(Dataset items)
####

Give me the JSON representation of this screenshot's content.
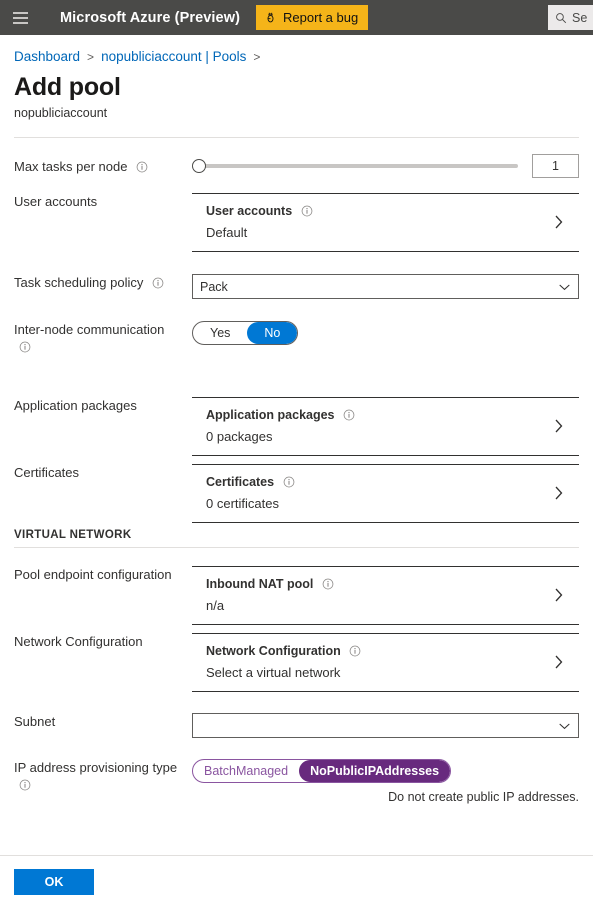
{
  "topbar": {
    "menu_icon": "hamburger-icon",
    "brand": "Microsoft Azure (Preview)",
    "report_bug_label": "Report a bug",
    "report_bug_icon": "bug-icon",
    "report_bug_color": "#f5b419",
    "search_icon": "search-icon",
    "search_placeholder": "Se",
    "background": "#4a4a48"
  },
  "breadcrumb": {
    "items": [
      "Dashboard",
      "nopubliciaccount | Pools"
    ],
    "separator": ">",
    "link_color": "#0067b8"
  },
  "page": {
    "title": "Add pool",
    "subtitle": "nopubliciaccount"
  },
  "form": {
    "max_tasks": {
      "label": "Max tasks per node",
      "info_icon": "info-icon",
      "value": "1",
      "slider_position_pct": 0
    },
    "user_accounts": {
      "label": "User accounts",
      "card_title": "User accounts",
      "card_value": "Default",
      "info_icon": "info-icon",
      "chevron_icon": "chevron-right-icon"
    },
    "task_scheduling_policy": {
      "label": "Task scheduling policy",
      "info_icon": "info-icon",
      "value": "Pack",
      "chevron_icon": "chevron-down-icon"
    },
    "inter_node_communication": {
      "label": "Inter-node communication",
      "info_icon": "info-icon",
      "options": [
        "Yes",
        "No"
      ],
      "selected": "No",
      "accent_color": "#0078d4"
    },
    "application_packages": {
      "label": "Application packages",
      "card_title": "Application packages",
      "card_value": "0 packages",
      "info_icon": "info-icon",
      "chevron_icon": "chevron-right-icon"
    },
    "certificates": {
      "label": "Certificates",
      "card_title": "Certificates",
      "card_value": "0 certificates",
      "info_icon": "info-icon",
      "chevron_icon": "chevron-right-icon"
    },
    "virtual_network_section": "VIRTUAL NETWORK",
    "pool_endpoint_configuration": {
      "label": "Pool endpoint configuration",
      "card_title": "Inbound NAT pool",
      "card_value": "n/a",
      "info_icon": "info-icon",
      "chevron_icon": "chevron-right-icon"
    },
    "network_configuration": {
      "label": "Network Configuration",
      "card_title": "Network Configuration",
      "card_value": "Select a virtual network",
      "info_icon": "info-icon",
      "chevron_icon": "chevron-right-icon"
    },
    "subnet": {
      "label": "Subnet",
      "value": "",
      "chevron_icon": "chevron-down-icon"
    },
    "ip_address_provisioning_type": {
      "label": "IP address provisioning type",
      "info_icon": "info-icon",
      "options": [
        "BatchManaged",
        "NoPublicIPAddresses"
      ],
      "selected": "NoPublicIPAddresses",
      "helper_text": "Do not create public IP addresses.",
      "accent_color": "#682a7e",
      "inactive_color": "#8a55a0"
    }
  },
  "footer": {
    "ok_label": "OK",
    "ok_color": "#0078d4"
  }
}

####

» **Given exercise**
In the entries above, find every line holding the word "NoPublicIPAddresses" and copy it out.

» **Task response**
        "NoPublicIPAddresses"
      "selected": "NoPublicIPAddresses",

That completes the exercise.